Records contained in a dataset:
^^^^^^^^
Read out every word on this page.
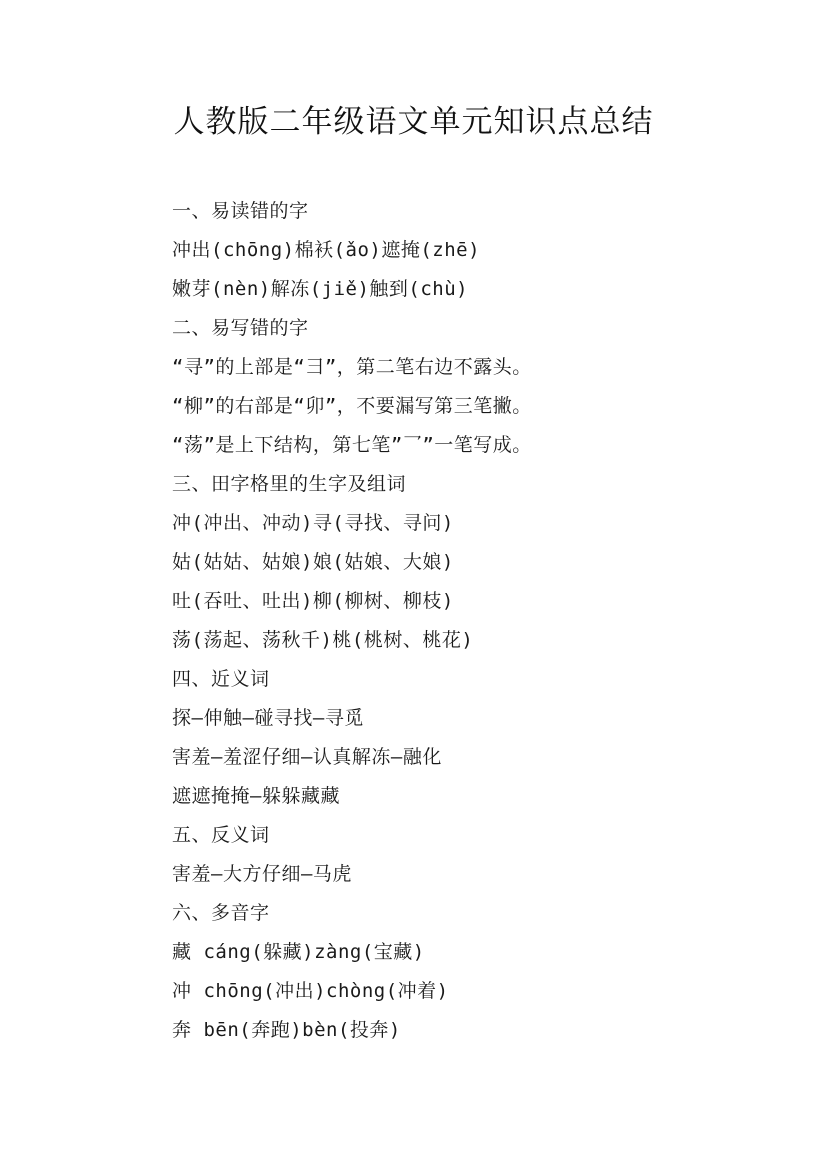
人教版二年级语文单元知识点总结
一、易读错的字
冲出(chōng)棉袄(ǎo)遮掩(zhē)
嫩芽(nèn)解冻(jiě)触到(chù)
二、易写错的字
“寻”的上部是“彐”，第二笔右边不露头。
“柳”的右部是“卯”，不要漏写第三笔撇。
“荡”是上下结构，第七笔”乛”一笔写成。
三、田字格里的生字及组词
冲(冲出、冲动)寻(寻找、寻问)
姑(姑姑、姑娘)娘(姑娘、大娘)
吐(吞吐、吐出)柳(柳树、柳枝)
荡(荡起、荡秋千)桃(桃树、桃花)
四、近义词
探—伸触—碰寻找—寻觅
害羞—羞涩仔细—认真解冻—融化
遮遮掩掩—躲躲藏藏
五、反义词
害羞—大方仔细—马虎
六、多音字
藏 cáng(躲藏)zàng(宝藏)
冲 chōng(冲出)chòng(冲着)
奔 bēn(奔跑)bèn(投奔)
^^^^^^^^
Gather all lines where the word "chōng" appears.

### TASK ANSWER
冲出(chōng)棉袄(ǎo)遮掩(zhē)
冲 chōng(冲出)chòng(冲着)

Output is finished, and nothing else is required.